### 任务要求
1. 在这篇讲python验证码识别的原文里，作者写这个图像识别是为了做什么？
2. 接着这篇讲python验证码识别的原文末尾往下续写。

### 原文

================================

基于python的验证码识别

在利用python对一些网站进行批量操作的时候，验证码是个绕不过去的东西，虽然现在网上有很多图像识别的api，但是可能不适用于你的项目，我为了批量爬取班上同学的学分绩点写了个简单的图像识别大家可以参考一下我的图像识别的思路。

1. 验证码图片的获取

想要分析验证码，首先就需要获取验证码进行分析，在谷歌浏览器上打开验证码所在页面，打开开发者工具，选择NetWork,然后刷新一下验证码，就可以得到验证码的url地址，具体可以参考伯乐在线上的python计算学分绩点。

这是我的实验环境

有了验证码url以后，我们就可以利用python将验证码图片保存在本地，便于分析，代码如下。



import urllib  
import urllib.request  
import http.cookiejar  


#自己分析出的验证码url    
yzmurl = 'http://run.hbut.edu.cn/Account/GetValidateCode?time=1488614613244' 

 #从数据包中分析出，处理post请求的url
posturl = 'http://run.hbut.edu.cn/Account/LogOn'hosturl = 'http://run.hbut.edu.cn/Account/LogOn?ReturnUrl=%2f' #主页url

#加载cookie 
cj = http.cookiejar.LWPCookieJar()

================================

### 所给数据
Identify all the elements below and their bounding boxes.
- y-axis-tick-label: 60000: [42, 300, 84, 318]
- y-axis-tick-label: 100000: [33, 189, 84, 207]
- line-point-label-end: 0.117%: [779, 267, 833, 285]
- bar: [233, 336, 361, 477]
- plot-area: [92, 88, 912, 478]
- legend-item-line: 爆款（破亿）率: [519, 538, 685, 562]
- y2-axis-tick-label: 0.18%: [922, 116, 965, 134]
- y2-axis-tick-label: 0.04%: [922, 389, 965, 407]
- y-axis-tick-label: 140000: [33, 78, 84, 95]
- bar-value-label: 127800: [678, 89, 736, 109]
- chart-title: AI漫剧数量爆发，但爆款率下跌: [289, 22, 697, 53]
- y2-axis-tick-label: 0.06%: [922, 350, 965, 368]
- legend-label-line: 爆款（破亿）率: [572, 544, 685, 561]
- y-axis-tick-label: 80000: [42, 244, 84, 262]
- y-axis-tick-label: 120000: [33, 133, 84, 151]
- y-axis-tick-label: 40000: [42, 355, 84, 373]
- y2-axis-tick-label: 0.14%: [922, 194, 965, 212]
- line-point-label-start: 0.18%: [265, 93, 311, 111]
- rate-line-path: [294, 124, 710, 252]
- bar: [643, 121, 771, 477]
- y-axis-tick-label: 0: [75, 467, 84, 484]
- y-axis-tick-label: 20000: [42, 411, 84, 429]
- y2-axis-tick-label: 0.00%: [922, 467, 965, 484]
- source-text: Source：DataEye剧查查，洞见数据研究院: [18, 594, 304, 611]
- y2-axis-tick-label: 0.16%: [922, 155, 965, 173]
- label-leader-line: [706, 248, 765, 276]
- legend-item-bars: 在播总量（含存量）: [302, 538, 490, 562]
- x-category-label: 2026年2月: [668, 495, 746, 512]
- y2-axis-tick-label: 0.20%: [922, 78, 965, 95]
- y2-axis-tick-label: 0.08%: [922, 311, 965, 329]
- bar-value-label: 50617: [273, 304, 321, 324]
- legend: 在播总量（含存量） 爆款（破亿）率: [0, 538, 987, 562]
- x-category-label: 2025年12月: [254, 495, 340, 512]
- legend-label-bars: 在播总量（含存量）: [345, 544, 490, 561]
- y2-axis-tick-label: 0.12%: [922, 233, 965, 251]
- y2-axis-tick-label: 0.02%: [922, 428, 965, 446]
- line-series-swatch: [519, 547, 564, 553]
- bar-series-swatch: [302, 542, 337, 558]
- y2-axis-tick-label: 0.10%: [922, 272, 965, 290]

================================

### 参考答案
1. 为了批量爬取班上同学的学分绩点。

2.
cookie_support = urllib.request.HTTPCookieProcessor(cj)  
opener = urllib.request.build_opener(cookie_support, urllib.request.HTTPHandler)  
urllib.request.install_opener(opener)  

#打开登录主页面（他的目的是从页面下载cookie，这样我们在再送post数据时就有cookie了，否则发送不成功）  
h = urllib.request.urlopen(hosturl) 

#获取验证码图片 
picture = opener.open(yzmurl).read()

#保存图片在本地
local = open('d://image.jpg', 'wb')
local.write(picture)
local.close()

2.将彩色图片变为黑白

图片识别因为彩色图片比较复杂，一般把图片变为黑白。先把图片用 ‘cconvert(“L”)’ 转化为256级灰度图像，再根据图片的阈值转化成黑白图像，阈值的合适与否直接影响到黑白图像的轮廓是否清晰从而影响图像识别的准确度。彩色图片转化为黑白详情请参考不剃头的一休哥，阈值的作用及求法请参考阮一峰大牛的相似图片搜索。我的代码如下。

from PIL import Image
#打开图片
im=Image.open("d:\\image.jpg")

#将图片转化为灰度
imgry = im.convert("L")

#计算阈值
threshold=thresholds(imgry)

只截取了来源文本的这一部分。